- [Task goal] Print all the records exactly, please.

- [Data extract]
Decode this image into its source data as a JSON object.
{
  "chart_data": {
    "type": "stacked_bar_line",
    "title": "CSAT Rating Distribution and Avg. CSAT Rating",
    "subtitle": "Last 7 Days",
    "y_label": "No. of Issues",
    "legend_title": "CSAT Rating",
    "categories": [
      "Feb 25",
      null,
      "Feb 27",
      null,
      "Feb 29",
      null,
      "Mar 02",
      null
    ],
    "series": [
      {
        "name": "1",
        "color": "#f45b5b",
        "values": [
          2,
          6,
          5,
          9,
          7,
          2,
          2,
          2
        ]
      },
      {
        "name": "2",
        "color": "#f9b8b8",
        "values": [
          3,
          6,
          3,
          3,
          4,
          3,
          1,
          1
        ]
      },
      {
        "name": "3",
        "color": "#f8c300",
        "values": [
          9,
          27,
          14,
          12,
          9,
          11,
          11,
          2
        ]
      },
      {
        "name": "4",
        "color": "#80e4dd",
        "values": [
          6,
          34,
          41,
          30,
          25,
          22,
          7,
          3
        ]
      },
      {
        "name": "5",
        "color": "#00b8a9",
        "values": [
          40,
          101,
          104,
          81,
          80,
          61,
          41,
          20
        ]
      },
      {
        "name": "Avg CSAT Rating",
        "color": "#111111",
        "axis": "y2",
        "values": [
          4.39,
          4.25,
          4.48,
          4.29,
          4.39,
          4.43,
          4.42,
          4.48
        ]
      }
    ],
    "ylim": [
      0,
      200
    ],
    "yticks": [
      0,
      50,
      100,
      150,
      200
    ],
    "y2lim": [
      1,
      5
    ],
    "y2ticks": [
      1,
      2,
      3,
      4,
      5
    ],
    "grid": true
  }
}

- [Worked solution]
Decode this image into its source data as a JSON object.
{
  "chart_data": {
    "type": "stacked_bar_line",
    "title": "CSAT Rating Distribution and Avg. CSAT Rating",
    "subtitle": "Last 7 Days",
    "y_label": "No. of Issues",
    "legend_title": "CSAT Rating",
    "categories": [
      "Feb 25",
      null,
      "Feb 27",
      null,
      "Feb 29",
      null,
      "Mar 02",
      null
    ],
    "series": [
      {
        "name": "1",
        "color": "#f45b5b",
        "values": [
          2,
          6,
          5,
          9,
          7,
          2,
          2,
          2
        ]
      },
      {
        "name": "2",
        "color": "#f9b8b8",
        "values": [
          3,
          6,
          3,
          3,
          4,
          3,
          1,
          1
        ]
      },
      {
        "name": "3",
        "color": "#f8c300",
        "values": [
          9,
          27,
          14,
          12,
          9,
          11,
          11,
          2
        ]
      },
      {
        "name": "4",
        "color": "#80e4dd",
        "values": [
          6,
          34,
          41,
          30,
          25,
          22,
          7,
          3
        ]
      },
      {
        "name": "5",
        "color": "#00b8a9",
        "values": [
          40,
          101,
          104,
          81,
          80,
          61,
          41,
          20
        ]
      },
      {
        "name": "Avg CSAT Rating",
        "color": "#111111",
        "axis": "y2",
        "values": [
          4.39,
          4.25,
          4.48,
          4.29,
          4.39,
          4.43,
          4.42,
          4.48
        ]
      }
    ],
    "ylim": [
      0,
      200
    ],
    "yticks": [
      0,
      50,
      100,
      150,
      200
    ],
    "y2lim": [
      1,
      5
    ],
    "y2ticks": [
      1,
      2,
      3,
      4,
      5
    ],
    "grid": true
  }
}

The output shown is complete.